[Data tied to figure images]
** Begin **
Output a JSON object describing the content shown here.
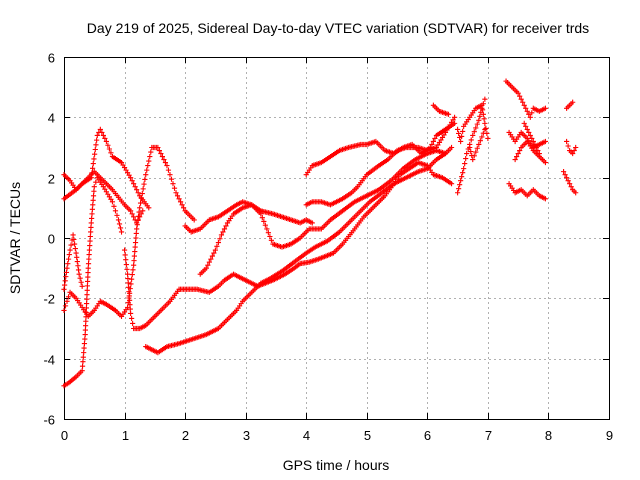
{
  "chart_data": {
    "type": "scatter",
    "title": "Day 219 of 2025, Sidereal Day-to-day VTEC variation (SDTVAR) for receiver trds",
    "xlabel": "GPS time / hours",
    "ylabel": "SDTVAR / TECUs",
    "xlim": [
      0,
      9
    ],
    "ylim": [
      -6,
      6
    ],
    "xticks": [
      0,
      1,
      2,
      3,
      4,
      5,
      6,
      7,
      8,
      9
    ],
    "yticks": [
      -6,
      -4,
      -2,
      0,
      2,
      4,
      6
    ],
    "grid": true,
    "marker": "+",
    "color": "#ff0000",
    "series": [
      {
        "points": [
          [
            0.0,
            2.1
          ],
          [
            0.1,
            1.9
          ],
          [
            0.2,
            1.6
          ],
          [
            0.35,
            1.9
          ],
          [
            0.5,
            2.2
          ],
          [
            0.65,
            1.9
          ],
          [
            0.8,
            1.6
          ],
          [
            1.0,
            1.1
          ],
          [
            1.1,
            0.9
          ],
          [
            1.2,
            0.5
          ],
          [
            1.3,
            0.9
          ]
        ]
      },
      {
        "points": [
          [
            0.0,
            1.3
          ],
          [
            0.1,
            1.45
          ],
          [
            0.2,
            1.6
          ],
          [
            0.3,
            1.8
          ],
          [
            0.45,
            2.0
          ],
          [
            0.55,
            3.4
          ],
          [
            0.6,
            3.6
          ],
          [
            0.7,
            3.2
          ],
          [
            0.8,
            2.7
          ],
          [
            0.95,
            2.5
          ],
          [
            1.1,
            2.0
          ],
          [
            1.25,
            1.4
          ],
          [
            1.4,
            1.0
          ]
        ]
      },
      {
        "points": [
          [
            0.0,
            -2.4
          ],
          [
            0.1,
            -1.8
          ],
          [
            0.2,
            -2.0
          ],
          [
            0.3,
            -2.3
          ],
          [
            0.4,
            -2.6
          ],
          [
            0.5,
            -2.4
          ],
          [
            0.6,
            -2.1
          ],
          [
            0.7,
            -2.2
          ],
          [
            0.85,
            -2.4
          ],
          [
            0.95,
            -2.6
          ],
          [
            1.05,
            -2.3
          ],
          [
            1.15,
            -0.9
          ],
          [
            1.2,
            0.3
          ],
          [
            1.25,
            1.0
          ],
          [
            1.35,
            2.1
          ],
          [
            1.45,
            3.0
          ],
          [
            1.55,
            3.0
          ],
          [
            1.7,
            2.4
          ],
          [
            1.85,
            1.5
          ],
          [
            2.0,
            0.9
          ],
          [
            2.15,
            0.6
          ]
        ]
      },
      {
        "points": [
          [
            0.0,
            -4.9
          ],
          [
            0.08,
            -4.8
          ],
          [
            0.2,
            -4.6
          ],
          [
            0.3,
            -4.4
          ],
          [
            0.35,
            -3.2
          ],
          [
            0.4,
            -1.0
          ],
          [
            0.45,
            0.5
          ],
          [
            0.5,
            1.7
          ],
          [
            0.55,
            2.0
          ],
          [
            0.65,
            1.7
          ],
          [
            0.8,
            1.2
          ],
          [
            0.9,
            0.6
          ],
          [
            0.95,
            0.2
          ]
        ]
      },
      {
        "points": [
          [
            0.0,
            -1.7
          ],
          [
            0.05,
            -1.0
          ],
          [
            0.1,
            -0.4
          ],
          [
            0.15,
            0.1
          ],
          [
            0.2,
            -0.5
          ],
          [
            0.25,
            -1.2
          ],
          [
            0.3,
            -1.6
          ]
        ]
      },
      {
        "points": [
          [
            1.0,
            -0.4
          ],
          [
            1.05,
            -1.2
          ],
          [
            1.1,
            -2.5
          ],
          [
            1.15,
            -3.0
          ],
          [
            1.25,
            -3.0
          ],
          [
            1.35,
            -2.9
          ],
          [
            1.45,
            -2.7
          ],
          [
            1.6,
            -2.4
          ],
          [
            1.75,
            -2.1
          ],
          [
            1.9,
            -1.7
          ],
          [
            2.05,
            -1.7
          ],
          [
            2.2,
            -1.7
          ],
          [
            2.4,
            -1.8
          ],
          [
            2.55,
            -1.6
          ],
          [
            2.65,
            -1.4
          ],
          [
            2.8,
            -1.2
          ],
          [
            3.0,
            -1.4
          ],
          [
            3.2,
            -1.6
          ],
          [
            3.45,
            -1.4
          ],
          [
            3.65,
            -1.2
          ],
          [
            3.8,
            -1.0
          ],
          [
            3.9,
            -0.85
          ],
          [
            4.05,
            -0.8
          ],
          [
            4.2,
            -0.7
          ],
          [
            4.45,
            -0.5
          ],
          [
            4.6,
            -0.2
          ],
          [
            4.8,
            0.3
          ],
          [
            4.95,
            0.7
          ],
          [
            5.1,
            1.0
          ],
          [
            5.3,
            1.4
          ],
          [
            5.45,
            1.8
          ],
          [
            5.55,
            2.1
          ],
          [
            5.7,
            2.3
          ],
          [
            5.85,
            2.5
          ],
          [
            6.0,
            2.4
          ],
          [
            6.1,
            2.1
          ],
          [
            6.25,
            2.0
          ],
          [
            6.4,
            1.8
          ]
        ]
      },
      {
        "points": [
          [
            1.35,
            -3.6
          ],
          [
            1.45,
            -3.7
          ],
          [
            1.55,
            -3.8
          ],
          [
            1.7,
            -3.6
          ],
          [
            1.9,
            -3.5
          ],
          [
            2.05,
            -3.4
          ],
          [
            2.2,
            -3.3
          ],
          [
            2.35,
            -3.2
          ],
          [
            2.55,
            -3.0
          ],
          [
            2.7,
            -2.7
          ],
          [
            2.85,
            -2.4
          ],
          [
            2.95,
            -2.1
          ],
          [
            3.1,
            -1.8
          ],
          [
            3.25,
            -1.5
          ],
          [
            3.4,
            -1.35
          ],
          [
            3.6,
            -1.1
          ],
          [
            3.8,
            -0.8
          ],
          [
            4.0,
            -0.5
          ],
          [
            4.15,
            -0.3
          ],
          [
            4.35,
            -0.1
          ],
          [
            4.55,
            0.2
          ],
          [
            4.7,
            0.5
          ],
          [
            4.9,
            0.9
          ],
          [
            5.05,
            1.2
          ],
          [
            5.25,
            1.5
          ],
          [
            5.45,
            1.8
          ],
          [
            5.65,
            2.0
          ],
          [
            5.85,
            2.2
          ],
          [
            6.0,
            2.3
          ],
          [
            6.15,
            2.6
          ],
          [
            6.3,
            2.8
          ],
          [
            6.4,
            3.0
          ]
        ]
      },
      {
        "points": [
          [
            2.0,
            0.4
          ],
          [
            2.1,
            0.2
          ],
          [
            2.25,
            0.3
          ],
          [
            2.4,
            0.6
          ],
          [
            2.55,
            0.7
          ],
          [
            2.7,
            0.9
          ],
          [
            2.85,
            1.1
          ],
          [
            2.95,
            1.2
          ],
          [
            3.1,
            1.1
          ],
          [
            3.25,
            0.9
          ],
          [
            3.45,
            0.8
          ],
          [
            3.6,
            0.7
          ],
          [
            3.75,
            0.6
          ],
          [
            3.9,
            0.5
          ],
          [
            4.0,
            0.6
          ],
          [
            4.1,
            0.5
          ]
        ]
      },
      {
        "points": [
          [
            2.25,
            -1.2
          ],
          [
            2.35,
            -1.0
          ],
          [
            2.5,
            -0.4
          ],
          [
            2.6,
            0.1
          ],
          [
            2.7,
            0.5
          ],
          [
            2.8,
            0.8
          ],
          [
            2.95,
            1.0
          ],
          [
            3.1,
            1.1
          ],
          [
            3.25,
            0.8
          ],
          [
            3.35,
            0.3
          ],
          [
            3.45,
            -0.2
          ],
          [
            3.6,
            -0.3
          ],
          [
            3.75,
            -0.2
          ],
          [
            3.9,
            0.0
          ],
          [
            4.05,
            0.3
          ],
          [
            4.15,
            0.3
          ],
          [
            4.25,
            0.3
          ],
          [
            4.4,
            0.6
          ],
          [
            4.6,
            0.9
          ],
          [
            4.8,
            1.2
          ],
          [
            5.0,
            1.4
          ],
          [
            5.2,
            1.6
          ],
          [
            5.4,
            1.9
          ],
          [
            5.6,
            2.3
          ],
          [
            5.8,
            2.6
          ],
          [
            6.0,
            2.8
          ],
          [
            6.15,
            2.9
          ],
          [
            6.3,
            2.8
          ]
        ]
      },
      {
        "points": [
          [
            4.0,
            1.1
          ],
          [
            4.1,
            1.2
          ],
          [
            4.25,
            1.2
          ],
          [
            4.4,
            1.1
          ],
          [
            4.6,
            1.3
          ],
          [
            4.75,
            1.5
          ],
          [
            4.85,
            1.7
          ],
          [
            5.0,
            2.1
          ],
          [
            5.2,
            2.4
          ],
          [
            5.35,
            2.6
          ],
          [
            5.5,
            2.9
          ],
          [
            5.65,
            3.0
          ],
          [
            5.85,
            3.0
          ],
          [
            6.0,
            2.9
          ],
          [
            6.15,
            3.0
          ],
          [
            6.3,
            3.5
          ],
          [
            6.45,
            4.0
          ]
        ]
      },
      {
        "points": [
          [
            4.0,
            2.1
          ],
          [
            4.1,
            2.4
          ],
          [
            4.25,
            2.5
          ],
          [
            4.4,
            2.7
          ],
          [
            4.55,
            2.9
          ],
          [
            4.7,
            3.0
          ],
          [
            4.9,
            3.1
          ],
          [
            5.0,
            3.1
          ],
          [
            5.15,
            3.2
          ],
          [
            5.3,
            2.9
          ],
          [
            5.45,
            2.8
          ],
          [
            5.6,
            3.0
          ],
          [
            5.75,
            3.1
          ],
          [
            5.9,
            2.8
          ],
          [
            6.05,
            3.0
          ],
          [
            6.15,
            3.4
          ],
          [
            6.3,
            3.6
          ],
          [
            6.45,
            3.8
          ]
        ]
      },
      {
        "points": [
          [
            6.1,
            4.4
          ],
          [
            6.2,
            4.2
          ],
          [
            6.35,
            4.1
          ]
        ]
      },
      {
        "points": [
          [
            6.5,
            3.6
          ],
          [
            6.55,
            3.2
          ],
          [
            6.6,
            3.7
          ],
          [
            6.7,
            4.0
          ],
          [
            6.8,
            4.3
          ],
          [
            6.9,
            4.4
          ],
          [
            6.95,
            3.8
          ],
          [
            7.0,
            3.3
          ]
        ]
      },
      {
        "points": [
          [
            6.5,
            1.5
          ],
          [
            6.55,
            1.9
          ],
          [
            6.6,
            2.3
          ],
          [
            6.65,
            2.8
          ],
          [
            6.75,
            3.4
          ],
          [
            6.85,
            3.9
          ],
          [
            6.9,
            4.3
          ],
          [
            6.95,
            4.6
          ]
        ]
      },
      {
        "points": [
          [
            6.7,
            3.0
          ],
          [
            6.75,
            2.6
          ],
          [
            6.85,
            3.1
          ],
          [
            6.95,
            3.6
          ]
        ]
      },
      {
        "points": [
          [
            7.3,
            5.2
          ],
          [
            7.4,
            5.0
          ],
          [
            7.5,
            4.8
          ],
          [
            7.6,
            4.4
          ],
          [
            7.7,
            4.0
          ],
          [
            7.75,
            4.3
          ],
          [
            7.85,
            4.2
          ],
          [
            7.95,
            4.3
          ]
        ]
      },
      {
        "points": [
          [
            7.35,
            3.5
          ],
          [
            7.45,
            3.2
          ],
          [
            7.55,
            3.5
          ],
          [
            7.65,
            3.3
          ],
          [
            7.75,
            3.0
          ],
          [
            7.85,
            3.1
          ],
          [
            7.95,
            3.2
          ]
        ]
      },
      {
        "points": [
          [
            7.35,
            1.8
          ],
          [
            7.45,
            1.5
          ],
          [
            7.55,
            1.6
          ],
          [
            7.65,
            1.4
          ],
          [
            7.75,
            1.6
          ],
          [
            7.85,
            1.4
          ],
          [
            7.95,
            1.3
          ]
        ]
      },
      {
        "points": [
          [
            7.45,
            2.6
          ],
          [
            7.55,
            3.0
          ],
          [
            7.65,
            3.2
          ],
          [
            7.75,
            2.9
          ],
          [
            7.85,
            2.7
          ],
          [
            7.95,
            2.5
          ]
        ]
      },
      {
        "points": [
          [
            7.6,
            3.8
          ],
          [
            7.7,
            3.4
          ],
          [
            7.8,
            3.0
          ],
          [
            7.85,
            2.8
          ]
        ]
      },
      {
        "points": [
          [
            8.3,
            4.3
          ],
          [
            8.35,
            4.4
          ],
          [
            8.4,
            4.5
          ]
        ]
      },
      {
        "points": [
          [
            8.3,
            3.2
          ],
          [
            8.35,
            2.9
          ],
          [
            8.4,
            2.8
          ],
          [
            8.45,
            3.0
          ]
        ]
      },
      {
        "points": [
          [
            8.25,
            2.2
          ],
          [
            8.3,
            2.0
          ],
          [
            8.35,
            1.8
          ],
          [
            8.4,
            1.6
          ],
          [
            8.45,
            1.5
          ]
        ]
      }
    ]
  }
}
** End **
_REQUIREMENT_. Copy each line from the records above that includes the string "SDTVAR".

_EXPECTED OUTPUT_.
    "title": "Day 219 of 2025, Sidereal Day-to-day VTEC variation (SDTVAR) for receiver trds",
    "ylabel": "SDTVAR / TECUs",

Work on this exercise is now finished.